What you will do:
Copy every item below line for line, without any change, but leave out the pictures.

──────── Data extract ────────

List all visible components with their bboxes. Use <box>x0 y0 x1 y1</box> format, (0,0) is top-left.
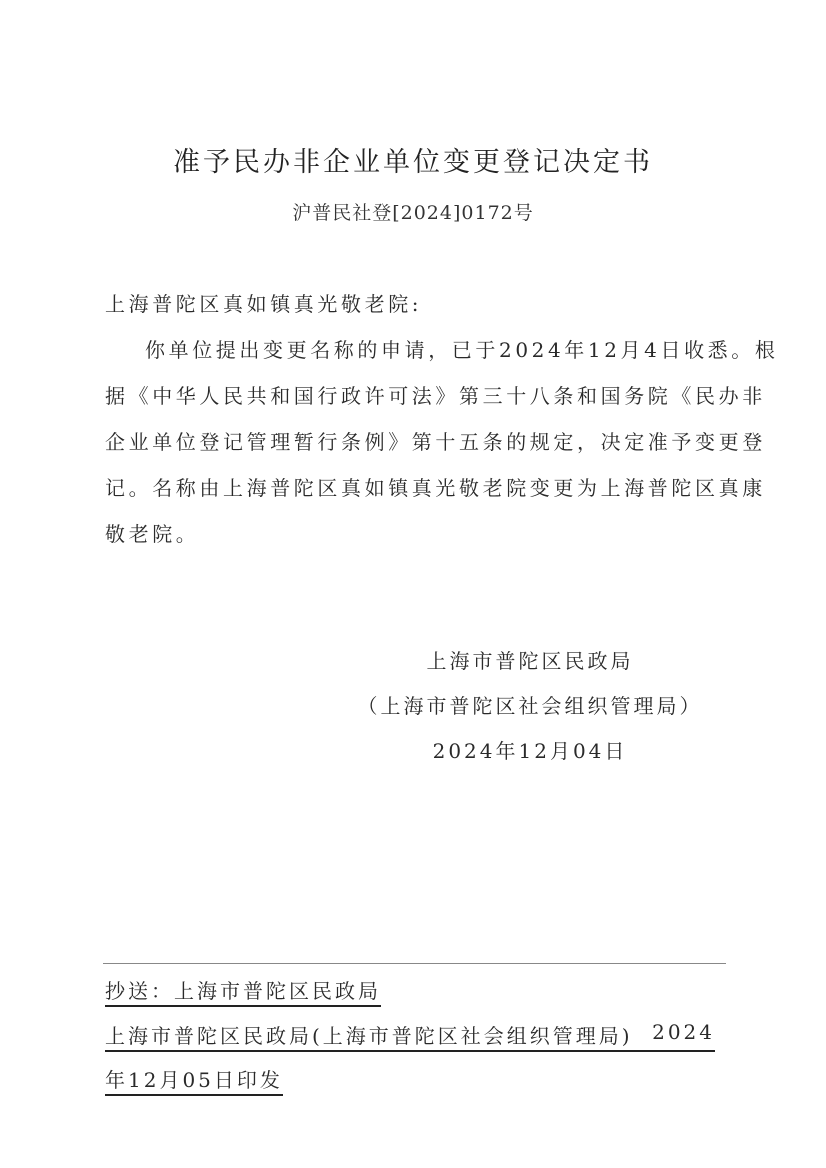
addressee: 上海普陀区真如镇真光敬老院: <box>105 288 422 317</box>
document-title: 准予民办非企业单位变更登记决定书 <box>0 140 826 179</box>
body-line: 据《中华人民共和国行政许可法》第三十八条和国务院《民办非 <box>105 380 766 409</box>
printer-line: 上海市普陀区民政局(上海市普陀区社会组织管理局) 2024 <box>105 1020 715 1052</box>
issuer-name: 上海市普陀区民政局 <box>0 645 826 674</box>
printer-name: 上海市普陀区民政局(上海市普陀区社会组织管理局) <box>105 1020 633 1049</box>
document-number: 沪普民社登[2024]0172号 <box>0 198 826 225</box>
issuer-alias: （上海市普陀区社会组织管理局） <box>0 690 826 719</box>
issue-date: 2024年12月04日 <box>0 735 826 764</box>
body-line: 你单位提出变更名称的申请，已于2024年12月4日收悉。根 <box>145 334 778 363</box>
body-line: 企业单位登记管理暂行条例》第十五条的规定，决定准予变更登 <box>105 426 766 455</box>
print-year: 2024 <box>652 1020 715 1049</box>
body-line: 敬老院。 <box>105 518 199 547</box>
print-date-line: 年12月05日印发 <box>105 1064 283 1096</box>
body-line: 记。名称由上海普陀区真如镇真光敬老院变更为上海普陀区真康 <box>105 472 766 501</box>
footer-divider <box>103 963 726 964</box>
cc-line: 抄送：上海市普陀区民政局 <box>105 975 381 1007</box>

────────

Answer for the task:
List all visible components with their bboxes. Use <box>x0 y0 x1 y1</box> format, (0,0) is top-left.
addressee: 上海普陀区真如镇真光敬老院: <box>105 288 422 317</box>
document-title: 准予民办非企业单位变更登记决定书 <box>0 140 826 179</box>
body-line: 据《中华人民共和国行政许可法》第三十八条和国务院《民办非 <box>105 380 766 409</box>
printer-line: 上海市普陀区民政局(上海市普陀区社会组织管理局) 2024 <box>105 1020 715 1052</box>
issuer-name: 上海市普陀区民政局 <box>0 645 826 674</box>
printer-name: 上海市普陀区民政局(上海市普陀区社会组织管理局) <box>105 1020 633 1049</box>
document-number: 沪普民社登[2024]0172号 <box>0 198 826 225</box>
issuer-alias: （上海市普陀区社会组织管理局） <box>0 690 826 719</box>
issue-date: 2024年12月04日 <box>0 735 826 764</box>
body-line: 你单位提出变更名称的申请，已于2024年12月4日收悉。根 <box>145 334 778 363</box>
body-line: 企业单位登记管理暂行条例》第十五条的规定，决定准予变更登 <box>105 426 766 455</box>
print-year: 2024 <box>652 1020 715 1049</box>
body-line: 敬老院。 <box>105 518 199 547</box>
print-date-line: 年12月05日印发 <box>105 1064 283 1096</box>
body-line: 记。名称由上海普陀区真如镇真光敬老院变更为上海普陀区真康 <box>105 472 766 501</box>
footer-divider <box>103 963 726 964</box>
cc-line: 抄送：上海市普陀区民政局 <box>105 975 381 1007</box>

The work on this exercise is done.